* _Listed entries_
==*==

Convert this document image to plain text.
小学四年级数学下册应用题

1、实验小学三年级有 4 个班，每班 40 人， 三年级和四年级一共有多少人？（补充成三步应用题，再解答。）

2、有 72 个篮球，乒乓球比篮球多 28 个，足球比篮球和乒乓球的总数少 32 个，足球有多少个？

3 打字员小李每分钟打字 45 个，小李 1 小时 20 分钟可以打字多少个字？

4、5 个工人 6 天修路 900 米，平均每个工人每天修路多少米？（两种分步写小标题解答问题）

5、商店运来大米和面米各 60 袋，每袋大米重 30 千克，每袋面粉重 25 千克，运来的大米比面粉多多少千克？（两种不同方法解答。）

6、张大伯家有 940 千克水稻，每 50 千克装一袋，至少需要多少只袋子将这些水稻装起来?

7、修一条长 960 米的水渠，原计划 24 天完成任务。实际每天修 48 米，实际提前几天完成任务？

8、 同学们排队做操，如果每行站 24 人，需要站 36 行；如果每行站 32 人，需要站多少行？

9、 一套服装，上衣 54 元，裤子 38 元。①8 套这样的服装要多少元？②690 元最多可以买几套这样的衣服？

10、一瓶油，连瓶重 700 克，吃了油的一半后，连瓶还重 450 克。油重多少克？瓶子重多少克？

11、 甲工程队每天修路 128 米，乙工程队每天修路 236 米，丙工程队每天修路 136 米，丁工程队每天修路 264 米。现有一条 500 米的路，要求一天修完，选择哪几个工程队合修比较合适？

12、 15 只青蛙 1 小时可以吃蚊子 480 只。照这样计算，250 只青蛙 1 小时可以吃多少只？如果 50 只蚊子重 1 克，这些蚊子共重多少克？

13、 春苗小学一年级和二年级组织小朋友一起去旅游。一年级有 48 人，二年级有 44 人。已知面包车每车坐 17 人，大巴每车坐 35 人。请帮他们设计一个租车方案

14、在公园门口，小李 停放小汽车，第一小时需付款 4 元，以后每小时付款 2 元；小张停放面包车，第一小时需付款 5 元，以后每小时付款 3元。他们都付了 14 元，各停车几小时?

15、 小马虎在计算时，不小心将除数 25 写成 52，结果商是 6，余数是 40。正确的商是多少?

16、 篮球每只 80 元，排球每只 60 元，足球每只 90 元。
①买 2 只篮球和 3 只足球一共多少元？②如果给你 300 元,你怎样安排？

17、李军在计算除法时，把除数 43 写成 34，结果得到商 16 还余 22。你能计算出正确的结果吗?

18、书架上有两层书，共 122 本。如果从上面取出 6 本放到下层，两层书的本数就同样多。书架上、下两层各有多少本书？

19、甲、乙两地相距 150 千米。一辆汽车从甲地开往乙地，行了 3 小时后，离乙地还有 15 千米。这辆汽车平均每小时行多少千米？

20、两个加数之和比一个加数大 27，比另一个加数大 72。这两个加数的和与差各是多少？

==*==

* _Required task_
Set down all of the data above, word for word.

* _Finished exercise_
Convert this document image to plain text.
小学四年级数学下册应用题

1、实验小学三年级有 4 个班，每班 40 人， 三年级和四年级一共有多少人？（补充成三步应用题，再解答。）

2、有 72 个篮球，乒乓球比篮球多 28 个，足球比篮球和乒乓球的总数少 32 个，足球有多少个？

3 打字员小李每分钟打字 45 个，小李 1 小时 20 分钟可以打字多少个字？

4、5 个工人 6 天修路 900 米，平均每个工人每天修路多少米？（两种分步写小标题解答问题）

5、商店运来大米和面米各 60 袋，每袋大米重 30 千克，每袋面粉重 25 千克，运来的大米比面粉多多少千克？（两种不同方法解答。）

6、张大伯家有 940 千克水稻，每 50 千克装一袋，至少需要多少只袋子将这些水稻装起来?

7、修一条长 960 米的水渠，原计划 24 天完成任务。实际每天修 48 米，实际提前几天完成任务？

8、 同学们排队做操，如果每行站 24 人，需要站 36 行；如果每行站 32 人，需要站多少行？

9、 一套服装，上衣 54 元，裤子 38 元。①8 套这样的服装要多少元？②690 元最多可以买几套这样的衣服？

10、一瓶油，连瓶重 700 克，吃了油的一半后，连瓶还重 450 克。油重多少克？瓶子重多少克？

11、 甲工程队每天修路 128 米，乙工程队每天修路 236 米，丙工程队每天修路 136 米，丁工程队每天修路 264 米。现有一条 500 米的路，要求一天修完，选择哪几个工程队合修比较合适？

12、 15 只青蛙 1 小时可以吃蚊子 480 只。照这样计算，250 只青蛙 1 小时可以吃多少只？如果 50 只蚊子重 1 克，这些蚊子共重多少克？

13、 春苗小学一年级和二年级组织小朋友一起去旅游。一年级有 48 人，二年级有 44 人。已知面包车每车坐 17 人，大巴每车坐 35 人。请帮他们设计一个租车方案

14、在公园门口，小李 停放小汽车，第一小时需付款 4 元，以后每小时付款 2 元；小张停放面包车，第一小时需付款 5 元，以后每小时付款 3元。他们都付了 14 元，各停车几小时?

15、 小马虎在计算时，不小心将除数 25 写成 52，结果商是 6，余数是 40。正确的商是多少?

16、 篮球每只 80 元，排球每只 60 元，足球每只 90 元。
①买 2 只篮球和 3 只足球一共多少元？②如果给你 300 元,你怎样安排？

17、李军在计算除法时，把除数 43 写成 34，结果得到商 16 还余 22。你能计算出正确的结果吗?

18、书架上有两层书，共 122 本。如果从上面取出 6 本放到下层，两层书的本数就同样多。书架上、下两层各有多少本书？

19、甲、乙两地相距 150 千米。一辆汽车从甲地开往乙地，行了 3 小时后，离乙地还有 15 千米。这辆汽车平均每小时行多少千米？

20、两个加数之和比一个加数大 27，比另一个加数大 72。这两个加数的和与差各是多少？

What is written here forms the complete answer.